Collected data:
* * * *
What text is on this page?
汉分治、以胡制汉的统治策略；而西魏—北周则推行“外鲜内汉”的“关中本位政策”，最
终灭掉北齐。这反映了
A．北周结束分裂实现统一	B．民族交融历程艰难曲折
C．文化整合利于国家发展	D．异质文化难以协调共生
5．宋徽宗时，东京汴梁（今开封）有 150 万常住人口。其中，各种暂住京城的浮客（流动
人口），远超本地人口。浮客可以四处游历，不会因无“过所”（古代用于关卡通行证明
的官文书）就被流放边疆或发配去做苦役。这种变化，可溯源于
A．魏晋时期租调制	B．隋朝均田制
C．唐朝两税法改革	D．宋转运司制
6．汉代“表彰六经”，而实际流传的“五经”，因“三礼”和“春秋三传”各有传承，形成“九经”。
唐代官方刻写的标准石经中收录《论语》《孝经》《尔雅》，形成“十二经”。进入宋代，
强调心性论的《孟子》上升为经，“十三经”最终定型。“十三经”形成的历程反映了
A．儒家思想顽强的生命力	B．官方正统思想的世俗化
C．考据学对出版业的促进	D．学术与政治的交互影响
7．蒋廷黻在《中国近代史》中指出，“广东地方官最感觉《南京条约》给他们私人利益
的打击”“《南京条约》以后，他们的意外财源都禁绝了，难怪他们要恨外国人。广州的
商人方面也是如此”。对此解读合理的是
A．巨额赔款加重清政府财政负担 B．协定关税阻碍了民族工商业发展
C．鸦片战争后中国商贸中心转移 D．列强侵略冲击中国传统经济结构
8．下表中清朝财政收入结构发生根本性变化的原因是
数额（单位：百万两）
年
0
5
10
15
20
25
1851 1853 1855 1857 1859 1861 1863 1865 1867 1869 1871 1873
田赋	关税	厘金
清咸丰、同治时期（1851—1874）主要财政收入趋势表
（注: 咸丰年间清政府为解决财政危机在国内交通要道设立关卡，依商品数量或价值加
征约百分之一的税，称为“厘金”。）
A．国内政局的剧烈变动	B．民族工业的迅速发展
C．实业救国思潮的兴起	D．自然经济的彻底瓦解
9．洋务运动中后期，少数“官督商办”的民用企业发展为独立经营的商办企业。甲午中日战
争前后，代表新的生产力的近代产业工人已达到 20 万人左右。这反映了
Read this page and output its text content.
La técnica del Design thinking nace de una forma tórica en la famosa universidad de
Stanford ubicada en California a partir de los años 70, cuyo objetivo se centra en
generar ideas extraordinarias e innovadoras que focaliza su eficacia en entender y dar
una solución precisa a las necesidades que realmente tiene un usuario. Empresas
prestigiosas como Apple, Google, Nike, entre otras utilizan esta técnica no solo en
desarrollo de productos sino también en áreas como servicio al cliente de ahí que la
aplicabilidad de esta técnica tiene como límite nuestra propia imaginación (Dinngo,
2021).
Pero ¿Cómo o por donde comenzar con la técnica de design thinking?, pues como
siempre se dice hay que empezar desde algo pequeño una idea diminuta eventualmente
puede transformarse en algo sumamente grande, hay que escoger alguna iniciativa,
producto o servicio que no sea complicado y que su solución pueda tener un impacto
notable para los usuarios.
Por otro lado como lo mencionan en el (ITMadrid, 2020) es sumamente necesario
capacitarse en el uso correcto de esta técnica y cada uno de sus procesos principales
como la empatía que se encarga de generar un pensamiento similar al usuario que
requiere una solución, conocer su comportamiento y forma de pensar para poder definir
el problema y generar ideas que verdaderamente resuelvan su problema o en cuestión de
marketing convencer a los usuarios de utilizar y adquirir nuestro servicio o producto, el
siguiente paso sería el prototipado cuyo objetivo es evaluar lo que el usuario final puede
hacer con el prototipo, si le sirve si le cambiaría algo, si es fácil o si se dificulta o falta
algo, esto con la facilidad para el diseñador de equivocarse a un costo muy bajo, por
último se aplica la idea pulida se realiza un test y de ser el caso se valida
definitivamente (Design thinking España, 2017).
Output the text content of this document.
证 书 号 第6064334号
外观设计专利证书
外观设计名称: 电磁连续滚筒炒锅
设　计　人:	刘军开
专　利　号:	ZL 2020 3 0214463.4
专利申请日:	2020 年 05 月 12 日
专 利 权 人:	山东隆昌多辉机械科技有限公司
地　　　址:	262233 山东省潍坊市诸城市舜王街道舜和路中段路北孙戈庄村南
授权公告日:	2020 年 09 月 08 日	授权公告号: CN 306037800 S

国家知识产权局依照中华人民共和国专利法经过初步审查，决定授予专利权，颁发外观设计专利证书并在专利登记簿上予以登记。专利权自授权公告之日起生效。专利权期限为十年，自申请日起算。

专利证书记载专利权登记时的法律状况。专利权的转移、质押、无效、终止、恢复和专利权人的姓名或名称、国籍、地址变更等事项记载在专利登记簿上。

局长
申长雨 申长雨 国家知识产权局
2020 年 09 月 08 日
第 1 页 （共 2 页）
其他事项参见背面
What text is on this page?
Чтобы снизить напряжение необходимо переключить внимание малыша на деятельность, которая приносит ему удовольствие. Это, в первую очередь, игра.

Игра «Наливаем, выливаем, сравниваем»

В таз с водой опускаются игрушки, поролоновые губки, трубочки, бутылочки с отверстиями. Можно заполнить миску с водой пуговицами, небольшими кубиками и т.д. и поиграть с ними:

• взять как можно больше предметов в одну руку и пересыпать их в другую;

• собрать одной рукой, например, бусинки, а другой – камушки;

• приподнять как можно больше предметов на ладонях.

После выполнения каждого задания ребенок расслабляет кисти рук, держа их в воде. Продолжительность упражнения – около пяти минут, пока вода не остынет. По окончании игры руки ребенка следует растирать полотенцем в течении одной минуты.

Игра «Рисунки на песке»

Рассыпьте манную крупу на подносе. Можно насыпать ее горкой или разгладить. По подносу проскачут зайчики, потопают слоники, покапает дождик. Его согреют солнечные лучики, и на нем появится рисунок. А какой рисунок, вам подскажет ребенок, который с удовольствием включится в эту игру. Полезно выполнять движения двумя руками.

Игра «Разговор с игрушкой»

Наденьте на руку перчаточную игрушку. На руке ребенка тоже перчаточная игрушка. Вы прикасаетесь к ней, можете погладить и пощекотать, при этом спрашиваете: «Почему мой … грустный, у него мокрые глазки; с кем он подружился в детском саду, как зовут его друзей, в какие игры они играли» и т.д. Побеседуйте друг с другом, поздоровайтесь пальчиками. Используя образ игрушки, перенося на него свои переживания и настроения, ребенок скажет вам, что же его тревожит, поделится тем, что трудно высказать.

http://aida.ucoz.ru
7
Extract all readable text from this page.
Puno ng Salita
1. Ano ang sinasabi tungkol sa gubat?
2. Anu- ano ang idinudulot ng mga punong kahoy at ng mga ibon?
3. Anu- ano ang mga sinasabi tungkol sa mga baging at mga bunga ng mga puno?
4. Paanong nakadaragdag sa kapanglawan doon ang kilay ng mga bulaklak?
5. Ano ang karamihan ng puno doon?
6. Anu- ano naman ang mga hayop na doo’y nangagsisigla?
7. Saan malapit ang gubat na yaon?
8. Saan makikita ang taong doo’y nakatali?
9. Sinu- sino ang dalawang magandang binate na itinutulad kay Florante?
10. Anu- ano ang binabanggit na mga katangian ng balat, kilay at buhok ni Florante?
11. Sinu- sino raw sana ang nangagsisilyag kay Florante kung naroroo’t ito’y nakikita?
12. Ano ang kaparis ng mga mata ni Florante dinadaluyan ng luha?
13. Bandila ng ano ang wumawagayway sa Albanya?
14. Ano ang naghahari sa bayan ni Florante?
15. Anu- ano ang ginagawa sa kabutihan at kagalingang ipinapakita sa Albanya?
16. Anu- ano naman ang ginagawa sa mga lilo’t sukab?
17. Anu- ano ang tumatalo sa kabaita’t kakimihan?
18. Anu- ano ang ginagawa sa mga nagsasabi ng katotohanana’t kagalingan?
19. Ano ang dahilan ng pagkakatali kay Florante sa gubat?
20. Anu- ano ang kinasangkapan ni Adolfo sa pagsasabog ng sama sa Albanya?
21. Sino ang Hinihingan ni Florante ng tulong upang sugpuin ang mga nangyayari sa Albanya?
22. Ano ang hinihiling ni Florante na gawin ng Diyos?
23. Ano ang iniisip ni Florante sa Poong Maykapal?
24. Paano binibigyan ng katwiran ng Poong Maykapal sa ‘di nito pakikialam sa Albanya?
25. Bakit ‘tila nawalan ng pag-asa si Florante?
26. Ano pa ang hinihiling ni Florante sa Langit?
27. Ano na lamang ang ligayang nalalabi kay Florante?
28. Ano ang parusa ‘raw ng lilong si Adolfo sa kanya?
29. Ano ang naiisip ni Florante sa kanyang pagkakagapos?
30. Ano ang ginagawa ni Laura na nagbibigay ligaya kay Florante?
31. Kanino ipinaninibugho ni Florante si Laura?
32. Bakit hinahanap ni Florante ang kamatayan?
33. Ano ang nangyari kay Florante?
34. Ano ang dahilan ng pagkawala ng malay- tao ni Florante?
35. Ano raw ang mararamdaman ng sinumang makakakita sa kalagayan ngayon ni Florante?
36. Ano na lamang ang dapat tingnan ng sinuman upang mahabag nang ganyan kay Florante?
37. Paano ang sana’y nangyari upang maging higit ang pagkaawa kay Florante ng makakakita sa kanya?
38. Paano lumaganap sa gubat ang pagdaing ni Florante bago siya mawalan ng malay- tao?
* * * *
> **The exercise**:
For each line of the listing that holds the word "objetivo", show that line.

> **The response**:
Stanford ubicada en California a partir de los años 70, cuyo objetivo se centra en
siguiente paso sería el prototipado cuyo objetivo es evaluar lo que el usuario final puede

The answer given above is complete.